→ **ПРЕДЛОЖЕННЫЙ ОТРЫВОК**
Валентин Александрович поддразнивает мать, отмахиваясь от ее общественных интересов. Возьмет да и приляжет поспать, почти демонстративно, на диванчике в комнате, соседней с той, где собирались, чтобы поделиться опытом, созванные Валентиной Семеновной в его квартире те, кто ездил на голод.
Или общественные деятели, московские профессора сойдутся, чтобы устроить собрание Общества взаимопомощи лиц интеллигентных профессий, – под разговор с чаепитием и горами различных бутербродов, которые мы с Ольгой Федоровной наготовили, всхрапнет Валентин Александрович в соседней комнате, и нога его, торчащая с диванчика, может быть видна собравшимся…
А несколько лет спустя он выкажет принципиальность, ставившую Валентину Семеновну позади: он планомерно и прямо заявит протест царской семье[378]
. Он откажется от самых дорогих ему друзей, в которых увидит тень соглашательства (Шаляпин)[379].Сходство с матерью было. Оно выступило в конце жизни. Только то, что у Валентины Семеновны носило какой-то стихийный характер, у Валентина Александровича имело организованную форму. Никогда нельзя было не помнить вообще, что он сын Александра Николаевича Серова, человека широкой образованности, острого ума.
Убеждения Валентины Семеновны, окрашенные народничеством, характерным для передовых людей девятнадцатого столетия, выковались у Валентина Александровича в передовые идеи двадцатого века. Выковались из глубины его души, как естественное условие его существования.
В воспитании им детей тоже были черты, про которые можно было сказать, что они велись «по-серовски».
Старший сын попросил денег на постройку яхты (в Финляндии, где на самом берегу моря была дача-мастерская Серова).
– Сделай небольшую модель и покажи мне.
Мальчик сделал. Все было настолько солидно, что в строителя можно было поверить. Валентин Александрович дал денег. Яхта была выполнена двумя старшими мальчиками прекрасно, совершала рейсы в море и всерьез служила всей семье.

→ **ИСХОДНЫЕ ДАННЫЕ**

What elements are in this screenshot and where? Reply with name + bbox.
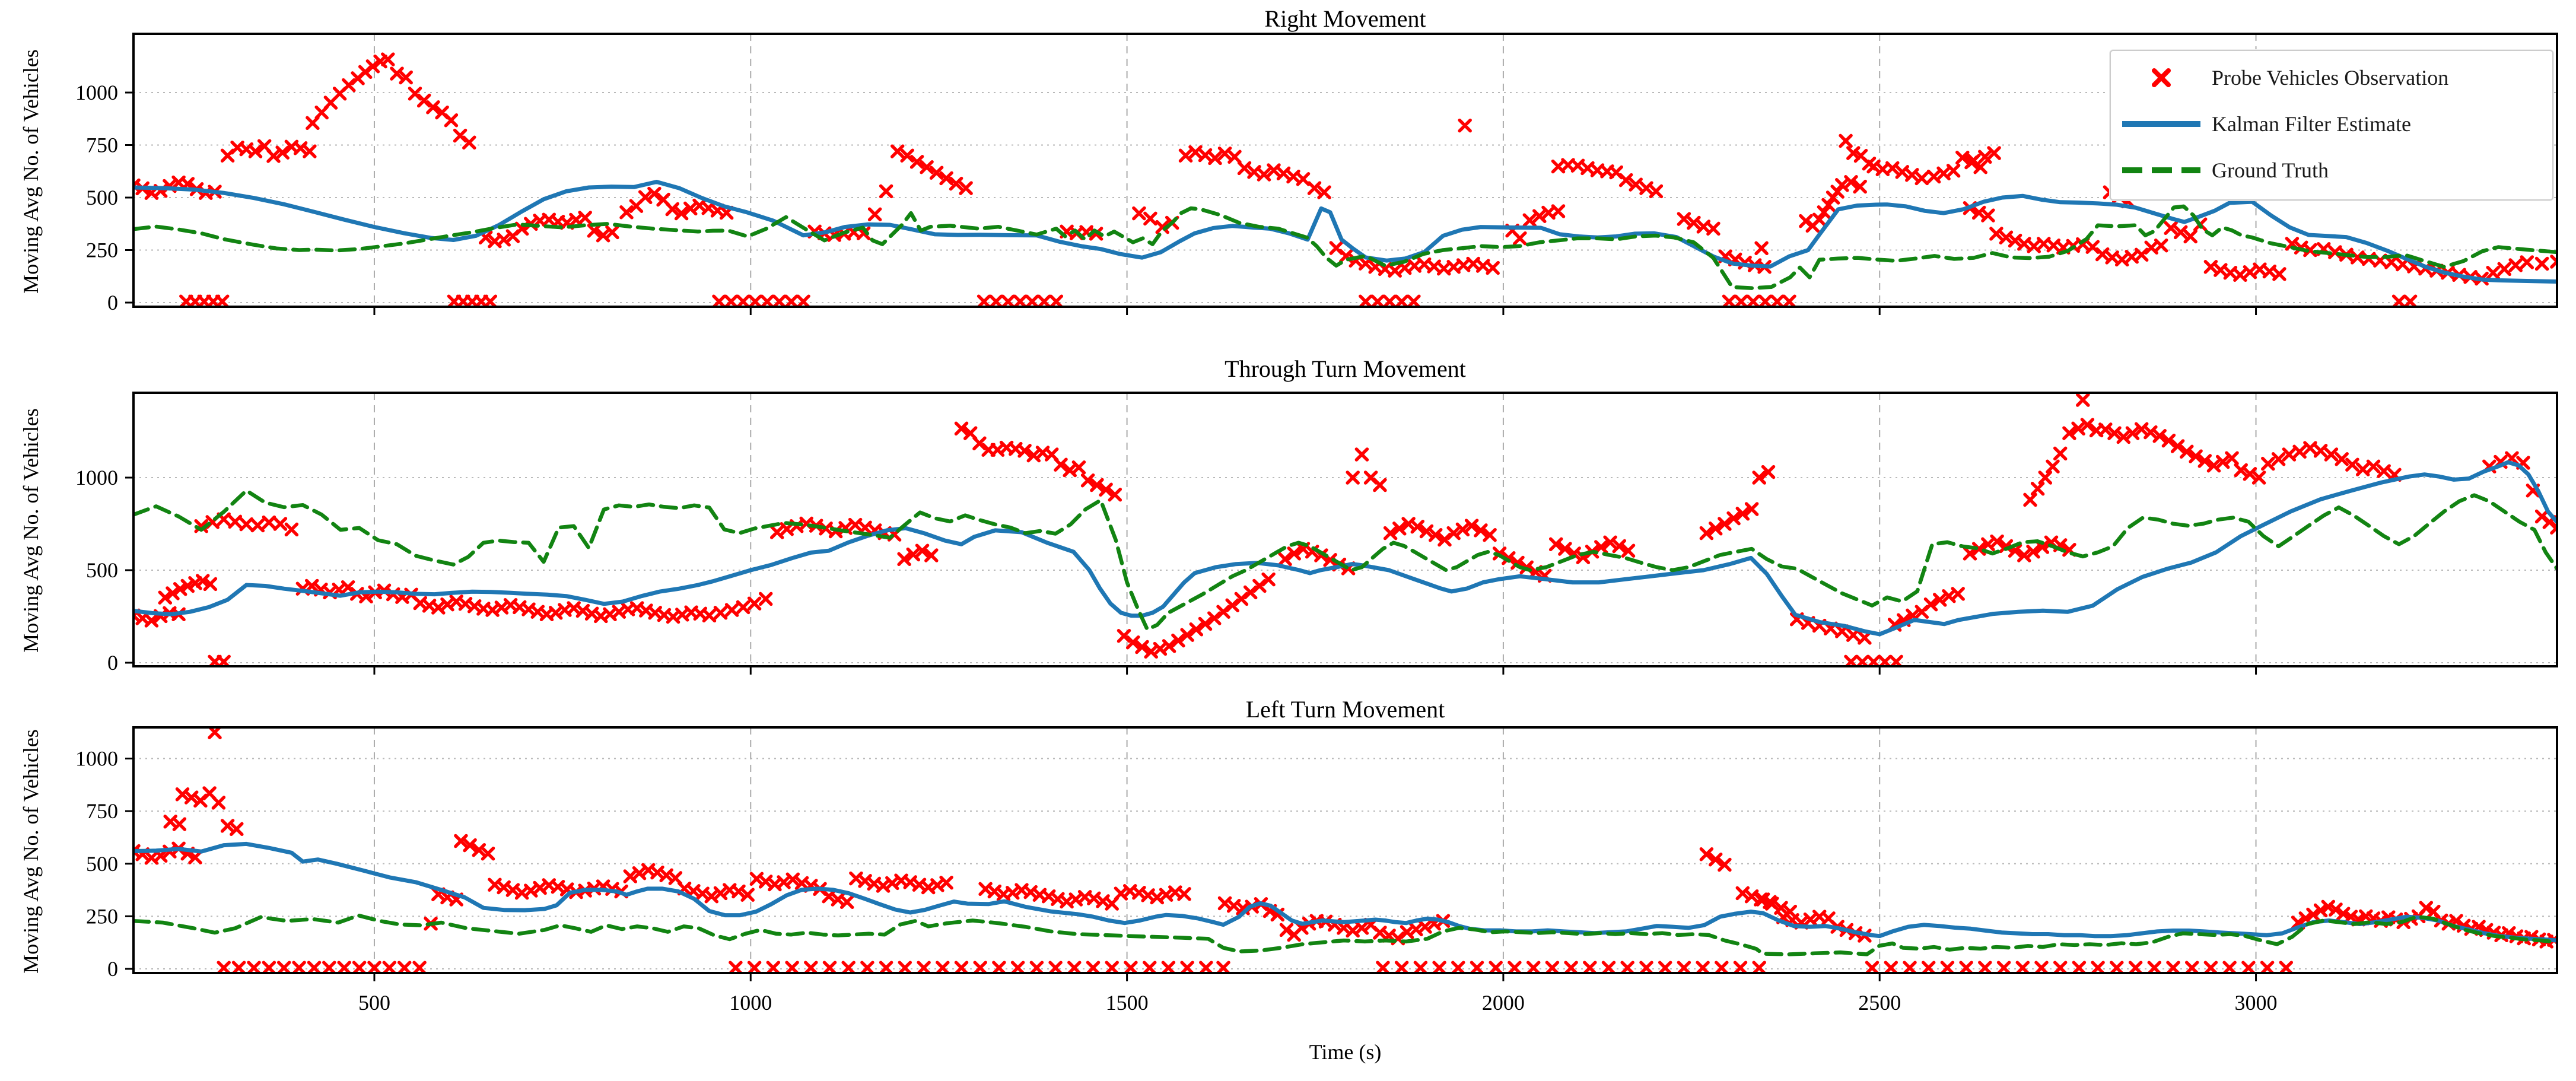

→ **ЧТО НУЖНО СДЕЛАТЬ**
a) Где, согласно отрывку о Валентине Серове, находилась его дача-мастерская?
b) Почему, судя по отрывку о Валентине Серове, он в конце концов дал старшему сыну денег на постройку яхты? Ответьте одним–тремя предложениями.
c) Продолжите отрывок о Валентине Серове с того места, где он заканчивается.

→ **ОТВЕТЫ К ЗАДАНИЯМ**
a) В Финляндии, на самом берегу моря.

b) Сначала он велел сыну сделать небольшую модель и показать ему. Мальчик сделал её так солидно, что в строителя можно было поверить, и тогда Валентин Александрович дал денег.

c)
Подхожу в своей хронике к последней квартире Серова. После вынужденного отъезда из дома в Большом Знаменском переулке Серовы перебрались в дом Кавригина, на площади Храма Спасителя[380]
.Эта квартира была не в духе Серова, и он переехал из нее через год, через два – не помню – в последнюю свою квартиру, в Ваганьковском переулке[381]
, весьма схожую со знаменской[382]. Подряд – зала, гостиная, столовая, спальня. Входная дверь отдельная, с отдельной лестницей. Опять горничная бегает на звонки вниз, и по второй лестнице в кухню, и по третьей в мезонин, в комнаты старших детей.Внизу, в детской комнатке, имеется еще малышка Наташа, лицом похожая на деда Александра Николаевича.
В столовой и гостиной летает на свободе какая-то длинноносая птичка, садится на рамы картин. В зале роскошный штучный паркет черного и светлого дерева. Тут был однажды маскарад – рядились подросшие дети Серовых и их гости. Бретонец и бретонка в деревянных сабо, привезенных из Франции, рыцарь в блестящих латах, беби, Петрушка с длинным носом…
Юрий Завадский, с густой шевелюрой тогда, и Юрий Серов (друзья, оба актеры театра Вахтангова) напропалую ухаживают за удивительнейшей Наташей М. Польки, вальсы кто-то забористо, талантливо играет…
Валентина Семеновна зашла посмотреть на общее веселье в своей, как всегда, белой косыночке на голове, в черном платье-сарафане. «Это тоже костюм?» – спросил кто-то, в первый раз ее увидевший.
Но вдруг появился веласкезовский гранд. Значительный, картинный, он стоял, крепко опираясь на рапиру. Коричневые усы остро торчат кверху.
Это Серов накинул экспромтом чью-то тальму и так эффектно перекинул ее через плечо, такое перевоплощение сотворил его актерский дар, что это оказалось лучшим из костюмов, хотя костюма-то на самом деле и не было. Даже на голове надет был, кажется, обычный серовский котелок. Но как падет! Миллиметр сдвига – и «гишпанец»!
У меня мало фактических данных, которых во вступлении к книге я обещала держаться, нет эпизодов, чтобы осязаемо передать не знавшим Серова его черту музыкальности.
Но музыка – это настолько неотъемлемая часть души Валентина Александровича, что если нет у меня «трехмерных» изображений для той части моей хроники, то я дам здесь хотя бы, так сказать, «надписи к картинам».
Валентин Александрович, будучи сыном двух крупных музыкантов, и знал в музыке много, и любил музыку, и привык к ней с детства, как к воздуху.
Его отец писал «Вражью силу», когда у него была уже семья, сын подрастал. Музыканты и студенческая музыкальная молодежь собирались в квартире Серовых услышать в исполнении автора новые части рождающейся оперы.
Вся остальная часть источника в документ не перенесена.